(Dataset entries)
---+---
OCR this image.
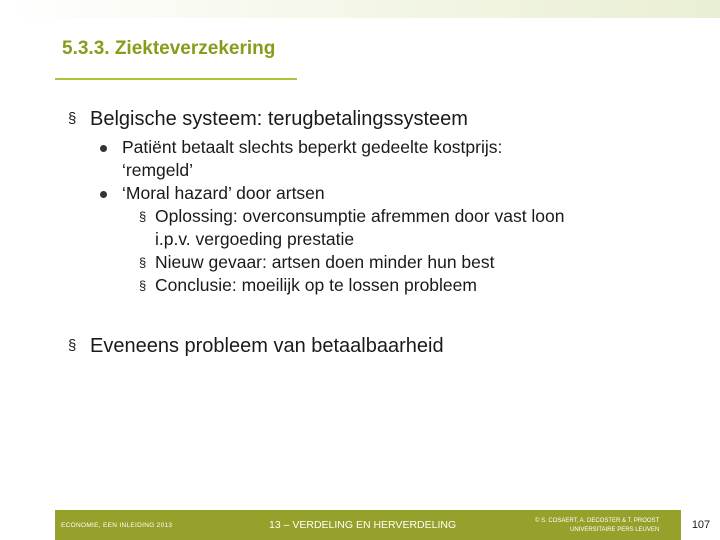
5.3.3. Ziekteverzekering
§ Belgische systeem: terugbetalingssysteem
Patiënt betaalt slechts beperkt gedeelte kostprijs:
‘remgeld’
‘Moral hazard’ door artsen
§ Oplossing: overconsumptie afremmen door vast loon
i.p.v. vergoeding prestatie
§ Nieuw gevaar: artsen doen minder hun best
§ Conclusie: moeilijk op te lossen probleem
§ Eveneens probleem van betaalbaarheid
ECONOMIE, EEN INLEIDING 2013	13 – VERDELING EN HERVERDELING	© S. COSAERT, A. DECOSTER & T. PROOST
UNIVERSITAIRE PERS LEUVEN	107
---+---
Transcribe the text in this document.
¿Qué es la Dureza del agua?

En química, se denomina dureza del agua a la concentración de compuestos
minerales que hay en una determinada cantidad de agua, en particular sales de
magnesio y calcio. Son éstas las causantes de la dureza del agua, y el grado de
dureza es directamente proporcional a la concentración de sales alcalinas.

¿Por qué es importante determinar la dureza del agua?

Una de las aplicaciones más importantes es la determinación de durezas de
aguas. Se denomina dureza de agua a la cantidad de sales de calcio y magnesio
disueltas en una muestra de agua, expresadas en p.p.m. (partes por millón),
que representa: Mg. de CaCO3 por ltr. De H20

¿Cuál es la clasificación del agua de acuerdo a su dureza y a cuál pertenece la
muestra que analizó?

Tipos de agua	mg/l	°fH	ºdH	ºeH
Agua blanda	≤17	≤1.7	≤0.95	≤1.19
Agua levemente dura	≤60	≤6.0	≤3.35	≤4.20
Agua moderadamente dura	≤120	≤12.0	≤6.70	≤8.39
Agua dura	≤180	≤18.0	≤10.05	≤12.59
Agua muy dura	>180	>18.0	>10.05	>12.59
---+---
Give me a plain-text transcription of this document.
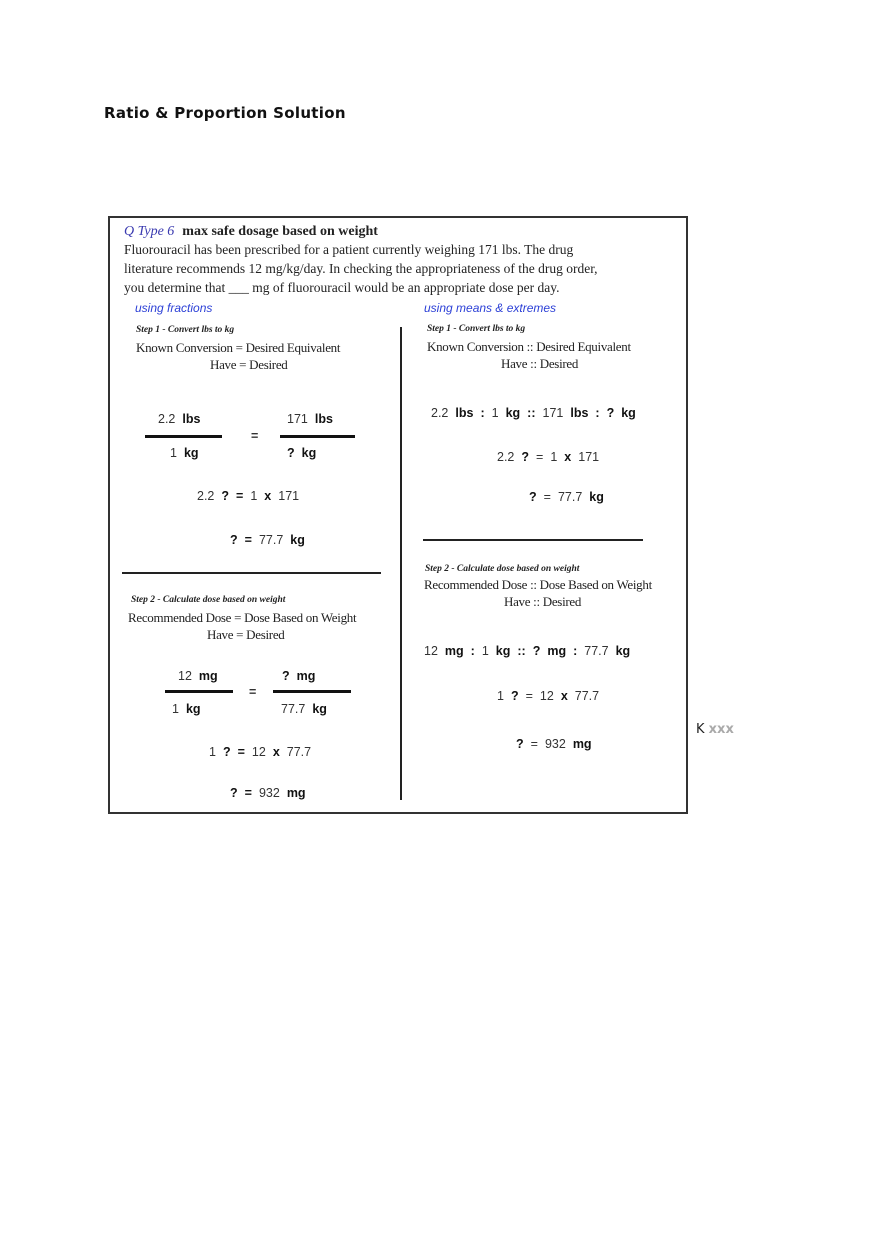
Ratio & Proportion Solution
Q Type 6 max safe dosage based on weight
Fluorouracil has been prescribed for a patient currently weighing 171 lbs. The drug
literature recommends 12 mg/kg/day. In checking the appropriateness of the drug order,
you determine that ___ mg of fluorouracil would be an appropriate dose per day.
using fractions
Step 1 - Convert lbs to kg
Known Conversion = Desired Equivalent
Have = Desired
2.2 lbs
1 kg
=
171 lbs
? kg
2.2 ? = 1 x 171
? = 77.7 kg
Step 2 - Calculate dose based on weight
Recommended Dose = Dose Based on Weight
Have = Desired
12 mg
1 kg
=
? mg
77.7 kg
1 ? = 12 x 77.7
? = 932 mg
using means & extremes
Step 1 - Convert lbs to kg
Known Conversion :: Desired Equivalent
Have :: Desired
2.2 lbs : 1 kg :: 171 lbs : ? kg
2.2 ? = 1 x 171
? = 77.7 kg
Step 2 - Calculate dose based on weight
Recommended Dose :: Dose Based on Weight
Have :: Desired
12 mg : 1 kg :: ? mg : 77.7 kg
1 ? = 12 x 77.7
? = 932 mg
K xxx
---+---
Scan the records above for the string "muestra", then select every line that holds it.

disueltas en una muestra de agua, expresadas en p.p.m. (partes por millón),
muestra que analizó?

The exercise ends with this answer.